### What you will do
• A. Retype the part of the parting-off forum thread from "The difference for" up to and including "a top slide.".
• B. Continue the parting-off forum thread from where it stops.

I've had work climb up onto the tool like you talk about, when cutting using the geometry on the left.  In the right view, the spindle has the same forces on it because of rotational symmetry but tries to "climb under" or dive under the tool bit.  Either way, the work is usually damaged and the cutoff blade snaps off.  

When you talk about the spindle bearings getting the most force and wear at the 1:00 position, I think the only wear that would happen would be in the outer race itself because that's the only part that's fixed.  The inner race and the balls or pins are rotating with the shaft, so they're constantly moving in and out of that area.  

The difference for the other side, at the 7:00 position, is just that since we use that feed direction much less often, the outer race doesn't get loaded as often as the it does on the 1:00 side, right?


----------



## goldstar31 (Nov 4, 2019)

Frankly, I don't think that the spindle forces have anything to do with it. After all, the are designed to cope with cutting forces both axially and radially- and arguably with heavier loading than is imposed with a narrow parting tool.

Where the problem lies is a tool going in and out of cut. That is from worn or badly set up saddle and boring table and in some cases, Heaven forbid, adding a top slide.

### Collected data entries

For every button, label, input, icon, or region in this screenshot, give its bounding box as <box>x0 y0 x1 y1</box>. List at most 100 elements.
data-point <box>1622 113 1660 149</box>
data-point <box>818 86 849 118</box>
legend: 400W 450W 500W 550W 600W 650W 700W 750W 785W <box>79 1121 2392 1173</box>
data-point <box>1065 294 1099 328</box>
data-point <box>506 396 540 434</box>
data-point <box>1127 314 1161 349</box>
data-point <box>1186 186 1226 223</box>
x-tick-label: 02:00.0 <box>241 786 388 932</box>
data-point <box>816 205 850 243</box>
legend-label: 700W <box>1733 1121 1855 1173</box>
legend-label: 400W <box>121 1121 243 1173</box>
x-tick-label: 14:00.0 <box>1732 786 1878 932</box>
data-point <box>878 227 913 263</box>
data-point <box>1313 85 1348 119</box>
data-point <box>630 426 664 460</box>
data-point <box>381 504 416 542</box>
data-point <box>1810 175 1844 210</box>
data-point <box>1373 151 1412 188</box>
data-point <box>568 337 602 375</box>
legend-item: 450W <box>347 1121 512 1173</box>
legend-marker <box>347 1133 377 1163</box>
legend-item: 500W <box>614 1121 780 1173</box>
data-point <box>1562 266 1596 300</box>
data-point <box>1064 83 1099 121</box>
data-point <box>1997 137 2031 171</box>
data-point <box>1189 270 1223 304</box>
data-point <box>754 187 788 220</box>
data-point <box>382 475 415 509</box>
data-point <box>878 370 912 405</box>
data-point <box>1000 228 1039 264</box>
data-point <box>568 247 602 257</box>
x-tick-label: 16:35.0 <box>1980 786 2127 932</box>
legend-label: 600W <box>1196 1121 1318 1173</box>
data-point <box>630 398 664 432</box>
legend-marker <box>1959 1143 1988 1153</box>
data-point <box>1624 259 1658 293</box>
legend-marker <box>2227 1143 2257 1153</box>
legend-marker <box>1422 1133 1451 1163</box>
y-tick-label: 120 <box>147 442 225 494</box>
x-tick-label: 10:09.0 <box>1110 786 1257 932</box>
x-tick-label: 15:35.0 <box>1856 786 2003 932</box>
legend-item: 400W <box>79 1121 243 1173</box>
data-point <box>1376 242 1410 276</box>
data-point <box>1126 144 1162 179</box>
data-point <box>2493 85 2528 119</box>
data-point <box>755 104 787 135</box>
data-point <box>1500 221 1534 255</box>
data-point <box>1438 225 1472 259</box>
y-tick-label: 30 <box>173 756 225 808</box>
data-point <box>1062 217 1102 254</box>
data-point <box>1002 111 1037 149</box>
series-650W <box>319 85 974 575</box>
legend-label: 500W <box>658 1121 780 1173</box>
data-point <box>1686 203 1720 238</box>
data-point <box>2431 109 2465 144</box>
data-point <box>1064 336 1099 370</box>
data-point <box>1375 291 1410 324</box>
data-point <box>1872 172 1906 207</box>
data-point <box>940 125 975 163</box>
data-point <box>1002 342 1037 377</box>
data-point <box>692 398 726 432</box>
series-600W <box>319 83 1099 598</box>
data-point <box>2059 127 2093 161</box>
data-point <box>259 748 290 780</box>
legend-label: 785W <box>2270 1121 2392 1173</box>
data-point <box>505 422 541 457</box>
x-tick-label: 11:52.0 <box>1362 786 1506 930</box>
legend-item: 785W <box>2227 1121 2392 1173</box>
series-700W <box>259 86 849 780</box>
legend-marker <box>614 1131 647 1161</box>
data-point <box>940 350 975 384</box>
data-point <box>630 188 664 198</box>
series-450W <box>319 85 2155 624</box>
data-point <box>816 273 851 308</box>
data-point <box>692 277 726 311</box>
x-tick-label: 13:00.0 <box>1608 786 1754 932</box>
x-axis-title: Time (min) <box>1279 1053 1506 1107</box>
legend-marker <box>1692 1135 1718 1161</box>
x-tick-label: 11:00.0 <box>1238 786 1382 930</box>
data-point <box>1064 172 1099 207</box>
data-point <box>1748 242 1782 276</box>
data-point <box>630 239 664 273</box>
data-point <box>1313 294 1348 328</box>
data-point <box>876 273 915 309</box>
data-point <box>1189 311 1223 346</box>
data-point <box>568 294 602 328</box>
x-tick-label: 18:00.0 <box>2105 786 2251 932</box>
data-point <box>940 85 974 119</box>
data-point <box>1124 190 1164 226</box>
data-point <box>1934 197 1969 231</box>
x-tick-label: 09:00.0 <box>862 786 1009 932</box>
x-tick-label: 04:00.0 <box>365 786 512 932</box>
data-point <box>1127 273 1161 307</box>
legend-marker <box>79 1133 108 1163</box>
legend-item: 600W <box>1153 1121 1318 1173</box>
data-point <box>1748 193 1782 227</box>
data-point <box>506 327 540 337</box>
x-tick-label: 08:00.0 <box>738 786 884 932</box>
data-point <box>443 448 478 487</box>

### Answers to the exercises
• A.
The difference for the other side, at the 7:00 position, is just that since we use that feed direction much less often, the outer race doesn't get loaded as often as the it does on the 1:00 side, right?


----------



## goldstar31 (Nov 4, 2019)

Frankly, I don't think that the spindle forces have anything to do with it. After all, the are designed to cope with cutting forces both axially and radially- and arguably with heavier loading than is imposed with a narrow parting tool.

Where the problem lies is a tool going in and out of cut. That is from worn or badly set up saddle and boring table and in some cases, Heaven forbid, adding a top slide.

• B.
Me I cannot recall breaking a blade in  'years' although my George Thomas parting tool has lived on  several creaky Myfords, an old ptrwar Zyto, a 918/920 and currently either on my Myford Super 7B or a Sieg C4.
Apart from only grinding the front- with a lick on  my grinder.

So how only that? Well, the Thomas design calls  for a built in 7 degrees- and 140 degrees on the front cutting edge.  So there is none of this bother of grinding   lots of metal off.  WhatIS done is to grind a 140 degree female kerf along the 'top' of the blade( which is underneath, of course) and a male front of 140 degrees again inclusive.

This enables the  swarf not only to drop being upside down cutting but the swarf is forced into lovely little curled  up rolls.
Really, it has taken longer to type than  part off a bit of 2" round mild steel.

Quite bluntly, I wonder what the fuss is all about, I made the thing- as I said and I broke the thin blade in the turret and simply carried on regardless ever since.

There is a caveat- and I make no apology, I like so many members of the old brigade followed the carefully researched writings of Thomas. One of my even more aged friends- he is now 92, set off and seemingly made ALL the Thomas Accessories including twin Acme thread headstock dividing gear( which will poo poo a lot of present correspondence.  

That's me- others can adopt what they wish

Norman


----------



## fcheslop (Nov 5, 2019)

Im another happy user of the Geo Thomas rear tool post although mine is cantilevered as I dont have the long super 7 cross slide
Around 4 years ago I bough a new style of blade or new to me its has a T section when looking at the front with a half round ground along the top cutting edge.The idea is that the swarf forms into a radiused curl that is smaller than the width of the cut to prevent jamming in the cut .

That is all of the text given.